• [THE EXERCISE]
Pick out every line in the data below that holds "marker".

• [Lines of data]
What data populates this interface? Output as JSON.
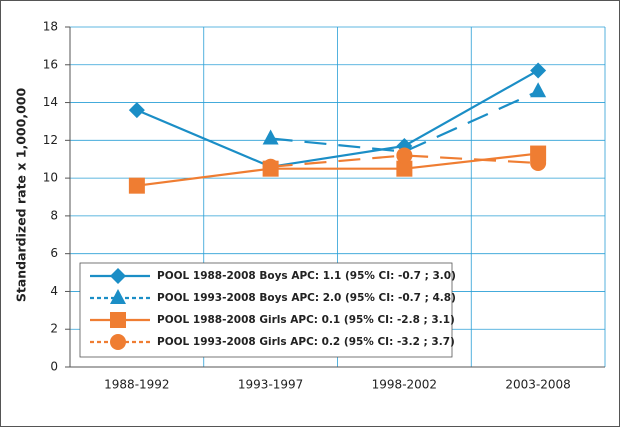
{
  "chart_data": {
    "type": "line",
    "y_label": "Standardized rate x 1,000,000",
    "categories": [
      "1988-1992",
      "1993-1997",
      "1998-2002",
      "2003-2008"
    ],
    "series": [
      {
        "name": "POOL 1988-2008 Boys APC: 1.1 (95% CI: -0.7 ; 3.0)",
        "color": "#1b8ec6",
        "marker": "diamond",
        "dashed": false,
        "values": [
          13.6,
          10.6,
          11.7,
          15.7
        ]
      },
      {
        "name": "POOL 1993-2008 Boys APC: 2.0 (95% CI: -0.7 ; 4.8)",
        "color": "#1b8ec6",
        "marker": "triangle",
        "dashed": true,
        "values": [
          null,
          12.1,
          11.4,
          14.6
        ]
      },
      {
        "name": "POOL 1988-2008 Girls APC: 0.1 (95% CI: -2.8 ; 3.1)",
        "color": "#ef7d32",
        "marker": "square",
        "dashed": false,
        "values": [
          9.6,
          10.5,
          10.5,
          11.3
        ]
      },
      {
        "name": "POOL 1993-2008 Girls APC: 0.2 (95% CI: -3.2 ; 3.7)",
        "color": "#ef7d32",
        "marker": "circle",
        "dashed": true,
        "values": [
          null,
          10.6,
          11.2,
          10.8
        ]
      }
    ],
    "ylim": [
      0,
      18
    ],
    "yticks": [
      0,
      2,
      4,
      6,
      8,
      10,
      12,
      14,
      16,
      18
    ],
    "grid": true
  }
}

• [TASK OUTPUT]
        "marker": "diamond",
        "marker": "triangle",
        "marker": "square",
        "marker": "circle",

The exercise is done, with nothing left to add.